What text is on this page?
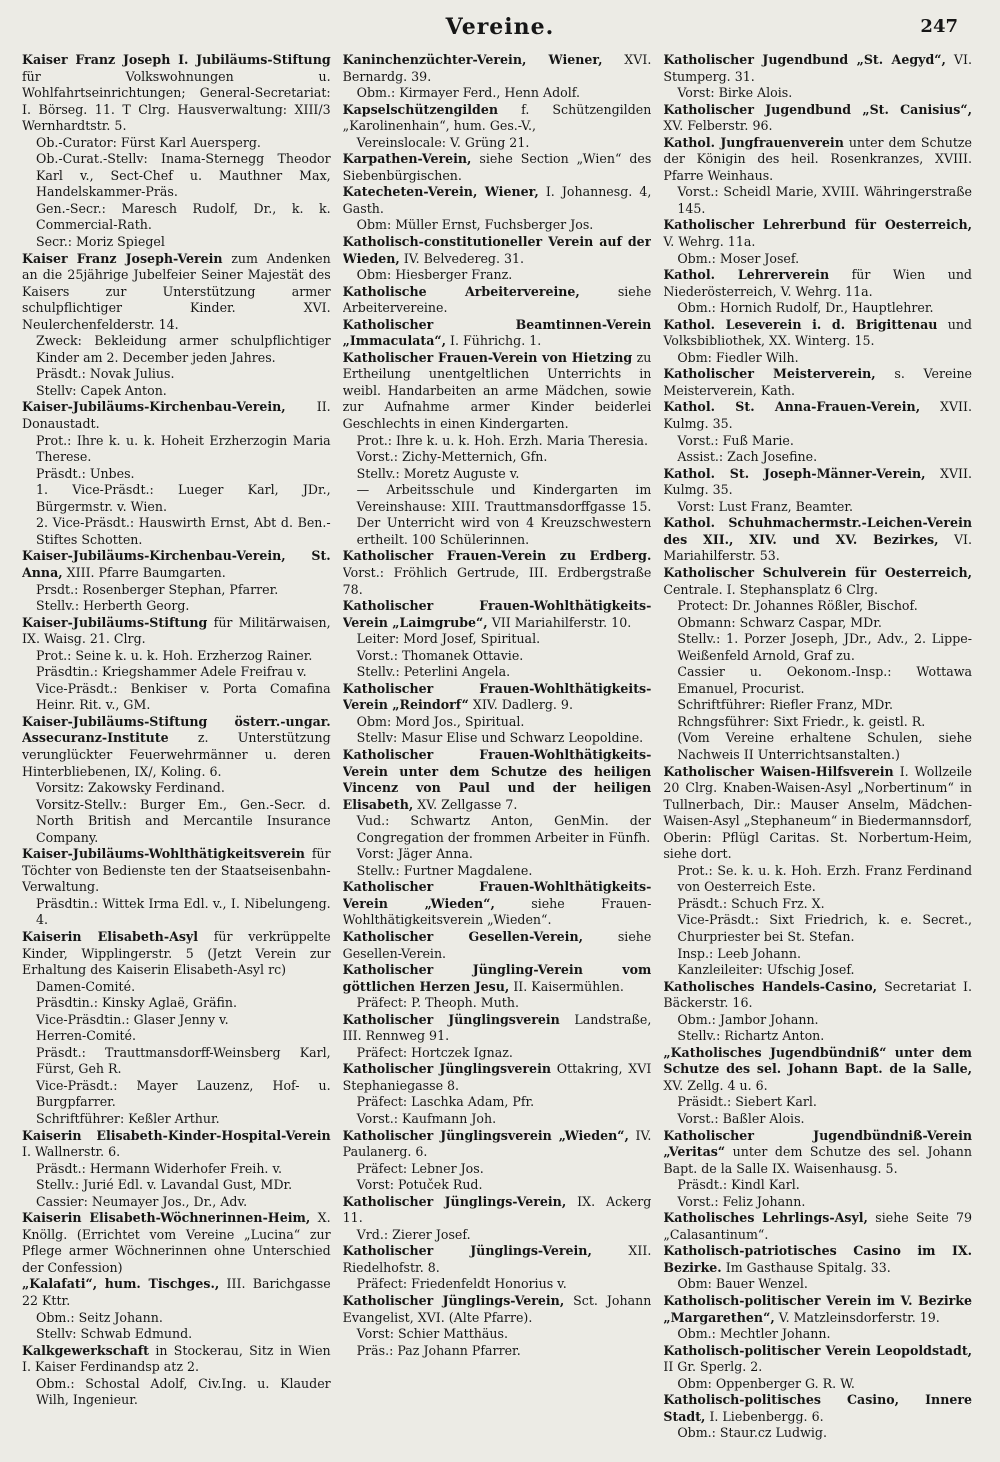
Vereine.	247
Kaiser Franz Joseph I. Jubiläums-Stiftung für Volkswohnungen u. Wohlfahrtseinrichtungen; General-Secretariat: I. Börseg. 11. T Clrg. Hausverwaltung: XIII/3 Wernhardtstr. 5.
Ob.-Curator: Fürst Karl Auersperg.
Ob.-Curat.-Stellv: Inama-Sternegg Theodor Karl v., Sect-Chef u. Mauthner Max, Handelskammer-Präs.
Gen.-Secr.: Maresch Rudolf, Dr., k. k. Commercial-Rath.
Secr.: Moriz Spiegel
Kaiser Franz Joseph-Verein zum Andenken an die 25jährige Jubelfeier Seiner Majestät des Kaisers zur Unterstützung armer schulpflichtiger Kinder. XVI. Neulerchenfelderstr. 14.
Zweck: Bekleidung armer schulpflichtiger Kinder am 2. December jeden Jahres.
Präsdt.: Novak Julius.
Stellv: Capek Anton.
Kaiser-Jubiläums-Kirchenbau-Verein, II. Donaustadt.
Prot.: Ihre k. u. k. Hoheit Erzherzogin Maria Therese.
Präsdt.: Unbes.
1. Vice-Präsdt.: Lueger Karl, JDr., Bürgermstr. v. Wien.
2. Vice-Präsdt.: Hauswirth Ernst, Abt d. Ben.-Stiftes Schotten.
Kaiser-Jubiläums-Kirchenbau-Verein, St. Anna, XIII. Pfarre Baumgarten.
Prsdt.: Rosenberger Stephan, Pfarrer.
Stellv.: Herberth Georg.
Kaiser-Jubiläums-Stiftung für Militärwaisen, IX. Waisg. 21. Clrg.
Prot.: Seine k. u. k. Hoh. Erzherzog Rainer.
Präsdtin.: Kriegshammer Adele Freifrau v.
Vice-Präsdt.: Benkiser v. Porta Comafina Heinr. Rit. v., GM.
Kaiser-Jubiläums-Stiftung österr.-ungar. Assecuranz-Institute z. Unterstützung verunglückter Feuerwehrmänner u. deren Hinterbliebenen, IX/, Koling. 6.
Vorsitz: Zakowsky Ferdinand.
Vorsitz-Stellv.: Burger Em., Gen.-Secr. d. North British and Mercantile Insurance Company.
Kaiser-Jubiläums-Wohlthätigkeitsverein für Töchter von Bedienste ten der Staatseisenbahn-Verwaltung.
Präsdtin.: Wittek Irma Edl. v., I. Nibelungeng. 4.
Kaiserin Elisabeth-Asyl für verkrüppelte Kinder, Wipplingerstr. 5 (Jetzt Verein zur Erhaltung des Kaiserin Elisabeth-Asyl rc)
Damen-Comité.
Präsdtin.: Kinsky Aglaë, Gräfin.
Vice-Präsdtin.: Glaser Jenny v.
Herren-Comité.
Präsdt.: Trauttmansdorff-Weinsberg Karl, Fürst, Geh R.
Vice-Präsdt.: Mayer Lauzenz, Hof- u. Burgpfarrer.
Schriftführer: Keßler Arthur.
Kaiserin Elisabeth-Kinder-Hospital-Verein I. Wallnerstr. 6.
Präsdt.: Hermann Widerhofer Freih. v.
Stellv.: Jurié Edl. v. Lavandal Gust, MDr.
Cassier: Neumayer Jos., Dr., Adv.
Kaiserin Elisabeth-Wöchnerinnen-Heim, X. Knöllg. (Errichtet vom Vereine „Lucina“ zur Pflege armer Wöchnerinnen ohne Unterschied der Confession)
„Kalafati“, hum. Tischges., III. Barichgasse 22 Kttr.
Obm.: Seitz Johann.
Stellv: Schwab Edmund.
Kalkgewerkschaft in Stockerau, Sitz in Wien I. Kaiser Ferdinandsp atz 2.
Obm.: Schostal Adolf, Civ.Ing. u. Klauder Wilh, Ingenieur.
Kaninchenzüchter-Verein, Wiener, XVI. Bernardg. 39.
Obm.: Kirmayer Ferd., Henn Adolf.
Kapselschützengilden f. Schützengilden „Karolinenhain“, hum. Ges.-V.,
Vereinslocale: V. Grüng 21.
Karpathen-Verein, siehe Section „Wien“ des Siebenbürgischen.
Katecheten-Verein, Wiener, I. Johannesg. 4, Gasth.
Obm: Müller Ernst, Fuchsberger Jos.
Katholisch-constitutioneller Verein auf der Wieden, IV. Belvedereg. 31.
Obm: Hiesberger Franz.
Katholische Arbeitervereine,	siehe Arbeitervereine.
Katholischer Beamtinnen-Verein „Immaculata“, I. Führichg. 1.
Katholischer Frauen-Verein von Hietzing zu Ertheilung unentgeltlichen Unterrichts in weibl. Handarbeiten an arme Mädchen, sowie zur Aufnahme armer Kinder beiderlei Geschlechts in einen Kindergarten.
Prot.: Ihre k. u. k. Hoh. Erzh. Maria Theresia.
Vorst.: Zichy-Metternich, Gfn.
Stellv.: Moretz Auguste v.
— Arbeitsschule und Kindergarten im Vereinshause: XIII. Trauttmansdorffgasse 15. Der Unterricht wird von 4 Kreuzschwestern ertheilt. 100 Schülerinnen.
Katholischer Frauen-Verein zu Erdberg. Vorst.: Fröhlich Gertrude, III. Erdbergstraße 78.
Katholischer Frauen-Wohlthätigkeits-Verein „Laimgrube“, VII Mariahilferstr. 10.
Leiter: Mord Josef, Spiritual.
Vorst.: Thomanek Ottavie.
Stellv.: Peterlini Angela.
Katholischer Frauen-Wohlthätigkeits-Verein „Reindorf“ XIV. Dadlerg. 9.
Obm: Mord Jos., Spiritual.
Stellv: Masur Elise und Schwarz Leopoldine.
Katholischer Frauen-Wohlthätigkeits-Verein unter dem Schutze des heiligen Vincenz von Paul und der heiligen Elisabeth, XV. Zellgasse 7.
Vud.: Schwartz Anton, GenMin. der Congregation der frommen Arbeiter in Fünfh.
Vorst: Jäger Anna.
Stellv.: Furtner Magdalene.
Katholischer Frauen-Wohlthätigkeits-Verein „Wieden“,	siehe Frauen-Wohlthätigkeitsverein „Wieden“.
Katholischer Gesellen-Verein,	siehe Gesellen-Verein.
Katholischer Jüngling-Verein vom göttlichen Herzen Jesu, II. Kaisermühlen.
Präfect: P. Theoph. Muth.
Katholischer Jünglingsverein Landstraße, III. Rennweg 91.
Präfect: Hortczek Ignaz.
Katholischer Jünglingsverein Ottakring, XVI Stephaniegasse 8.
Präfect: Laschka Adam, Pfr.
Vorst.: Kaufmann Joh.
Katholischer Jünglingsverein „Wieden“, IV. Paulanerg. 6.
Präfect: Lebner Jos.
Vorst: Potuček Rud.
Katholischer Jünglings-Verein, IX. Ackerg 11.
Vrd.: Zierer Josef.
Katholischer Jünglings-Verein,	XII. Riedelhofstr. 8.
Präfect: Friedenfeldt Honorius v.
Katholischer Jünglings-Verein, Sct. Johann Evangelist, XVI. (Alte Pfarre).
Vorst: Schier Matthäus.
Präs.: Paz Johann Pfarrer.
Katholischer Jugendbund „St. Aegyd“, VI. Stumperg. 31.
Vorst: Birke Alois.
Katholischer Jugendbund „St. Canisius“, XV. Felberstr. 96.
Kathol. Jungfrauenverein unter dem Schutze der Königin des heil. Rosenkranzes, XVIII. Pfarre Weinhaus.
Vorst.: Scheidl Marie, XVIII. Währingerstraße 145.
Katholischer Lehrerbund für Oesterreich, V. Wehrg. 11a.
Obm.: Moser Josef.
Kathol. Lehrerverein für Wien und Niederösterreich, V. Wehrg. 11a.
Obm.: Hornich Rudolf, Dr., Hauptlehrer.
Kathol. Leseverein i. d. Brigittenau und Volksbibliothek, XX. Winterg. 15.
Obm: Fiedler Wilh.
Katholischer Meisterverein, s. Vereine Meisterverein, Kath.
Kathol. St. Anna-Frauen-Verein, XVII. Kulmg. 35.
Vorst.: Fuß Marie.
Assist.: Zach Josefine.
Kathol. St. Joseph-Männer-Verein, XVII. Kulmg. 35.
Vorst: Lust Franz, Beamter.
Kathol. Schuhmachermstr.-Leichen-Verein des XII., XIV. und XV. Bezirkes, VI. Mariahilferstr. 53.
Katholischer Schulverein für Oesterreich, Centrale. I. Stephansplatz 6 Clrg.
Protect: Dr. Johannes Rößler, Bischof.
Obmann: Schwarz Caspar, MDr.
Stellv.: 1. Porzer Joseph, JDr., Adv., 2. Lippe-Weißenfeld Arnold, Graf zu.
Cassier u. Oekonom.-Insp.: Wottawa Emanuel, Procurist.
Schriftführer: Riefler Franz, MDr.
Rchngsführer: Sixt Friedr., k. geistl. R.
(Vom Vereine erhaltene Schulen, siehe Nachweis II Unterrichtsanstalten.)
Katholischer Waisen-Hilfsverein I. Wollzeile 20 Clrg. Knaben-Waisen-Asyl „Norbertinum“ in Tullnerbach, Dir.: Mauser Anselm, Mädchen-Waisen-Asyl „Stephaneum“ in Biedermannsdorf, Oberin: Pflügl Caritas. St. Norbertum-Heim, siehe dort.
Prot.: Se. k. u. k. Hoh. Erzh. Franz Ferdinand von Oesterreich Este.
Präsdt.: Schuch Frz. X.
Vice-Präsdt.: Sixt Friedrich, k. e. Secret., Churpriester bei St. Stefan.
Insp.: Leeb Johann.
Kanzleileiter: Ufschig Josef.
Katholisches Handels-Casino, Secretariat I. Bäckerstr. 16.
Obm.: Jambor Johann.
Stellv.: Richartz Anton.
„Katholisches Jugendbündniß“ unter dem Schutze des sel. Johann Bapt. de la Salle, XV. Zellg. 4 u. 6.
Präsidt.: Siebert Karl.
Vorst.: Baßler Alois.
Katholischer Jugendbündniß-Verein „Veritas“ unter dem Schutze des sel. Johann Bapt. de la Salle IX. Waisenhausg. 5.
Präsdt.: Kindl Karl.
Vorst.: Feliz Johann.
Katholisches Lehrlings-Asyl, siehe Seite 79 „Calasantinum“.
Katholisch-patriotisches Casino im IX. Bezirke. Im Gasthause Spitalg. 33.
Obm: Bauer Wenzel.
Katholisch-politischer Verein im V. Bezirke „Margarethen“, V. Matzleinsdorferstr. 19.
Obm.: Mechtler Johann.
Katholisch-politischer Verein Leopoldstadt, II Gr. Sperlg. 2.
Obm: Oppenberger G. R. W.
Katholisch-politisches Casino, Innere Stadt, I. Liebenbergg. 6.
Obm.: Staur.cz Ludwig.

WHAT YOU NEED TO DO:
Identify every line above that includes the word "Wilh", and show those lines.

ANSWER TO THE EXERCISE:
Obm.: Schostal Adolf, Civ.Ing. u. Klauder Wilh, Ingenieur.
Obm: Fiedler Wilh.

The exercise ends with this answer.